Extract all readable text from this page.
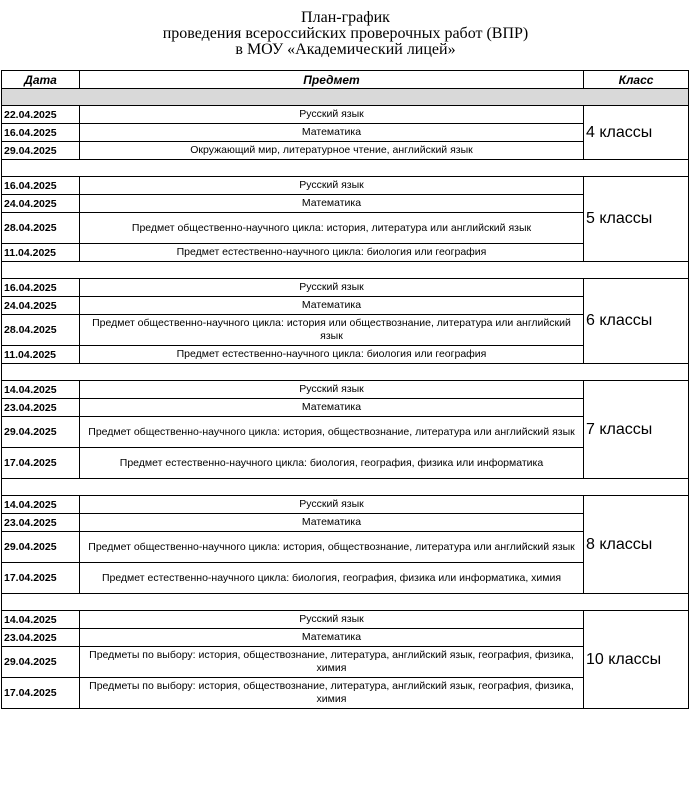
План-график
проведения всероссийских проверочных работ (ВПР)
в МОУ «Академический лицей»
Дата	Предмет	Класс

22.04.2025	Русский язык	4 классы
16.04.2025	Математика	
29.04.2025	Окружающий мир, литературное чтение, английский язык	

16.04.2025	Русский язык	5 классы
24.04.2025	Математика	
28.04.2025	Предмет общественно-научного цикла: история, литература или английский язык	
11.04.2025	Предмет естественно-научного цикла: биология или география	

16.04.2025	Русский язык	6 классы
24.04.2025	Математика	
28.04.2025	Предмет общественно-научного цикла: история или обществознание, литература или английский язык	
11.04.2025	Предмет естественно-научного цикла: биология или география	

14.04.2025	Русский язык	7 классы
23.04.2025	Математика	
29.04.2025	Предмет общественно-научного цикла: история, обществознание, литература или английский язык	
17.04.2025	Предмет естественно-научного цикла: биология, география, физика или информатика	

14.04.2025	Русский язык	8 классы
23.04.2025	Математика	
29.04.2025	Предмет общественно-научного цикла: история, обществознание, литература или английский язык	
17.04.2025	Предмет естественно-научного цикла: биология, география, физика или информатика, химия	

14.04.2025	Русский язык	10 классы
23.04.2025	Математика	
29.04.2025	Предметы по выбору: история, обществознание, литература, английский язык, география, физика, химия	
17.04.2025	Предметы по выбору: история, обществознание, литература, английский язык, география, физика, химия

--

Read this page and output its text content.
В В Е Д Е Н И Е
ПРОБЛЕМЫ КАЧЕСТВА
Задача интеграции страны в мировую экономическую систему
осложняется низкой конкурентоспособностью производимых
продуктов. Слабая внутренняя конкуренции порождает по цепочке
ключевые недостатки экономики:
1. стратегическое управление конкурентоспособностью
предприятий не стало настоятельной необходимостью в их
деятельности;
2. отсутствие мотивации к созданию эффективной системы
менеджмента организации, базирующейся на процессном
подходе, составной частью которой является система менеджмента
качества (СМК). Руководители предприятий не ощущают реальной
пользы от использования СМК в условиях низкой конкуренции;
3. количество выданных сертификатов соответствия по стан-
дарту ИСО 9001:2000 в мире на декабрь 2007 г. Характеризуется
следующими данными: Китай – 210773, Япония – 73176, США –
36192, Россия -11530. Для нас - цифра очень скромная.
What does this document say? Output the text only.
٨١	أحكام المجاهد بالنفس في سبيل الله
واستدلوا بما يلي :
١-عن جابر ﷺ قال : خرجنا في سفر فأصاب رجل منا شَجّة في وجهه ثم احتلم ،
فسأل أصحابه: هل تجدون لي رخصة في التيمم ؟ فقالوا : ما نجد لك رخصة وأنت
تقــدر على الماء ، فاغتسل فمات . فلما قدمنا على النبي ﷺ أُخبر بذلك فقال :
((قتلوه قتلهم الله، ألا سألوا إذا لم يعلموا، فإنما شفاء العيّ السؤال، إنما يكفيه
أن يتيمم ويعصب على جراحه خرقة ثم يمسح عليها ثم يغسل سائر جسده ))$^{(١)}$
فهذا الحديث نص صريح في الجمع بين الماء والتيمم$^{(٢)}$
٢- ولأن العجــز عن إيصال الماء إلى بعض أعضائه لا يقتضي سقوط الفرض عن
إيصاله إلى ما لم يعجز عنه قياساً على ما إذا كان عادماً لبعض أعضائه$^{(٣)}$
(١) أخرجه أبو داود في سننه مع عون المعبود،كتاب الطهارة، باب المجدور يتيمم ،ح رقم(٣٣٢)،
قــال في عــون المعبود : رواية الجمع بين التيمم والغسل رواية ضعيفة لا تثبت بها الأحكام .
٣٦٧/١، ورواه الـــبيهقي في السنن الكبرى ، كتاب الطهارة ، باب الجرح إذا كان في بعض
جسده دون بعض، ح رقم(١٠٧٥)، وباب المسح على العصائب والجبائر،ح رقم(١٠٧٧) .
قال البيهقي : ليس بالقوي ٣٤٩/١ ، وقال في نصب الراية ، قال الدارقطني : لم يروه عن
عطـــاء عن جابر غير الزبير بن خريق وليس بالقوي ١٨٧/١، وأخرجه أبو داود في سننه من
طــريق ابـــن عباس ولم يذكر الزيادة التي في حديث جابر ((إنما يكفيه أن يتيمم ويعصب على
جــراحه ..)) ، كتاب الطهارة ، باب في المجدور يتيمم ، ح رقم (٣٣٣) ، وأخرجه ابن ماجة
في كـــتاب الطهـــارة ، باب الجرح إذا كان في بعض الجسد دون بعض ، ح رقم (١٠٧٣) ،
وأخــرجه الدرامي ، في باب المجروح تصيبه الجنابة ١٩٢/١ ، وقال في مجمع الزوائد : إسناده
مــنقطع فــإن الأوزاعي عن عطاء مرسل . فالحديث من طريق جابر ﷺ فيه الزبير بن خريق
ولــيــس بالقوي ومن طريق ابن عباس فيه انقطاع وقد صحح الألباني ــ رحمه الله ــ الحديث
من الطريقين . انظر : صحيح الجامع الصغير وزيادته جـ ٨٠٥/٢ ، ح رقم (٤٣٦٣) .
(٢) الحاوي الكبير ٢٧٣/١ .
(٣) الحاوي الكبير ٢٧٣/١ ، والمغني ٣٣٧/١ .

...

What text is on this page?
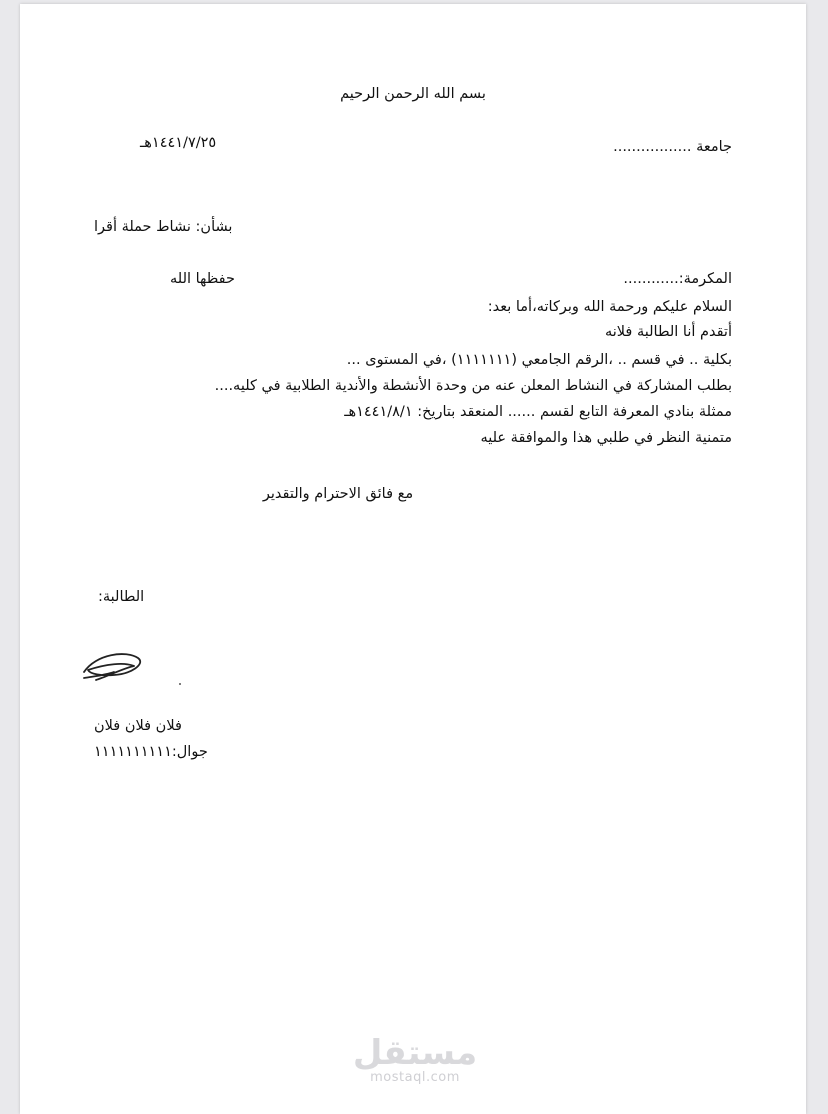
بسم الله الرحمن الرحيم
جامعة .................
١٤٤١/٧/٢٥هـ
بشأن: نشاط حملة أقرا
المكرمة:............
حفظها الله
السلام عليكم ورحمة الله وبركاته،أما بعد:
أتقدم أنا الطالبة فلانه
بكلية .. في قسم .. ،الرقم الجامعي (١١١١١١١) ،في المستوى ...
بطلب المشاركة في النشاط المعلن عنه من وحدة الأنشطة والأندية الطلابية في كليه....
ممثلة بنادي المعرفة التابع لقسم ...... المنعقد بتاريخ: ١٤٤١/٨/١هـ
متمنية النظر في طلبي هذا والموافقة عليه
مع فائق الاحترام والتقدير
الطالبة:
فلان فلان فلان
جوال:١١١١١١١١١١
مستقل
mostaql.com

- [WHAT TO PRODUCE]
Figure out how many lines above include the string "الله", then report that number and nothing else.

- [CORRECT RESULT]
6